• DIRECTION: Pictures do not belong in the copy. Return all of the entries exactly.

(Dataset records)
┄┄┄┄┄┄
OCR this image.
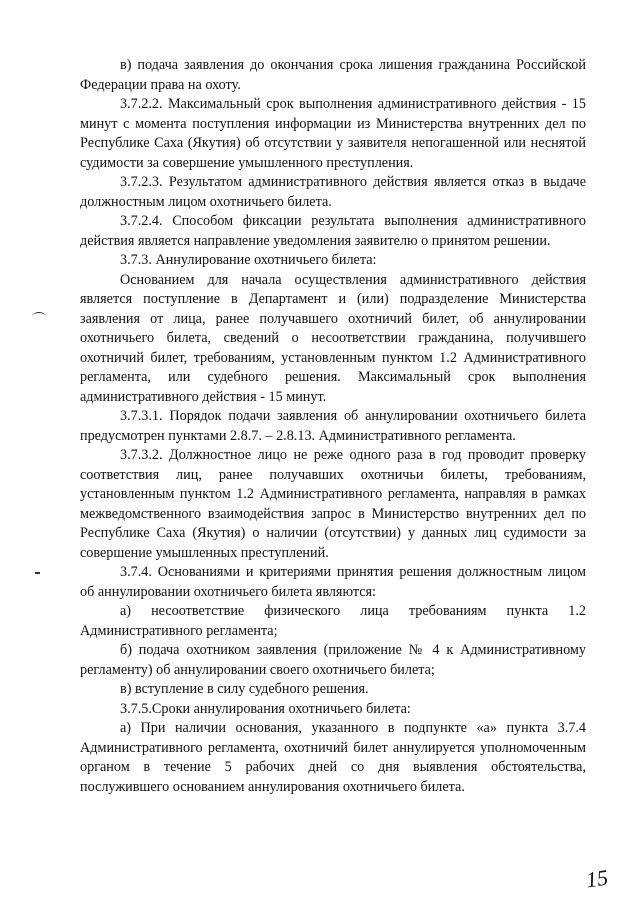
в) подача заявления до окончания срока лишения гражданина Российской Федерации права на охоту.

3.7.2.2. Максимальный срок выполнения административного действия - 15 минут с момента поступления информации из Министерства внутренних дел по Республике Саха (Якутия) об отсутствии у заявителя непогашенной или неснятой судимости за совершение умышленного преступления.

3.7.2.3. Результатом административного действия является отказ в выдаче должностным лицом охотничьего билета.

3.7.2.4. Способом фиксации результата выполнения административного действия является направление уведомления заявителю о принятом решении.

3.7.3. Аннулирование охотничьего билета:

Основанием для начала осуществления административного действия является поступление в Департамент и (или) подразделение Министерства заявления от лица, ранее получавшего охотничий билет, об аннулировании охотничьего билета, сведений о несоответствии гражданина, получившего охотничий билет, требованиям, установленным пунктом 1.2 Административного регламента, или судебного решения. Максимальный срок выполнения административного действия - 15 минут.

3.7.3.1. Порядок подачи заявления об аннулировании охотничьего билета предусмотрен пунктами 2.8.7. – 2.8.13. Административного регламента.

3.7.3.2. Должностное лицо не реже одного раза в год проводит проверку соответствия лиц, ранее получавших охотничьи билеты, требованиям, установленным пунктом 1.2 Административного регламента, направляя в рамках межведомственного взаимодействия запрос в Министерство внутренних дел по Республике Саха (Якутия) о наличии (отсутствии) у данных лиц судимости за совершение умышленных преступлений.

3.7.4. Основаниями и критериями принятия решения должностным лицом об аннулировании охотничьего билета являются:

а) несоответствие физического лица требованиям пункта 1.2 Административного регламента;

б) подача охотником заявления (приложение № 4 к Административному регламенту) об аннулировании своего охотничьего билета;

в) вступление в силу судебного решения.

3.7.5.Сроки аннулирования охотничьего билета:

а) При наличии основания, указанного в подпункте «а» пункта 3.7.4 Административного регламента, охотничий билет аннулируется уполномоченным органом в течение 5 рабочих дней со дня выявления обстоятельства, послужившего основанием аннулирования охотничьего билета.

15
┄┄┄┄┄┄
• RESULT OF THIS TASK:
OCR this image.
в) подача заявления до окончания срока лишения гражданина Российской Федерации права на охоту.

3.7.2.2. Максимальный срок выполнения административного действия - 15 минут с момента поступления информации из Министерства внутренних дел по Республике Саха (Якутия) об отсутствии у заявителя непогашенной или неснятой судимости за совершение умышленного преступления.

3.7.2.3. Результатом административного действия является отказ в выдаче должностным лицом охотничьего билета.

3.7.2.4. Способом фиксации результата выполнения административного действия является направление уведомления заявителю о принятом решении.

3.7.3. Аннулирование охотничьего билета:

Основанием для начала осуществления административного действия является поступление в Департамент и (или) подразделение Министерства заявления от лица, ранее получавшего охотничий билет, об аннулировании охотничьего билета, сведений о несоответствии гражданина, получившего охотничий билет, требованиям, установленным пунктом 1.2 Административного регламента, или судебного решения. Максимальный срок выполнения административного действия - 15 минут.

3.7.3.1. Порядок подачи заявления об аннулировании охотничьего билета предусмотрен пунктами 2.8.7. – 2.8.13. Административного регламента.

3.7.3.2. Должностное лицо не реже одного раза в год проводит проверку соответствия лиц, ранее получавших охотничьи билеты, требованиям, установленным пунктом 1.2 Административного регламента, направляя в рамках межведомственного взаимодействия запрос в Министерство внутренних дел по Республике Саха (Якутия) о наличии (отсутствии) у данных лиц судимости за совершение умышленных преступлений.

3.7.4. Основаниями и критериями принятия решения должностным лицом об аннулировании охотничьего билета являются:

а) несоответствие физического лица требованиям пункта 1.2 Административного регламента;

б) подача охотником заявления (приложение № 4 к Административному регламенту) об аннулировании своего охотничьего билета;

в) вступление в силу судебного решения.

3.7.5.Сроки аннулирования охотничьего билета:

а) При наличии основания, указанного в подпункте «а» пункта 3.7.4 Административного регламента, охотничий билет аннулируется уполномоченным органом в течение 5 рабочих дней со дня выявления обстоятельства, послужившего основанием аннулирования охотничьего билета.

15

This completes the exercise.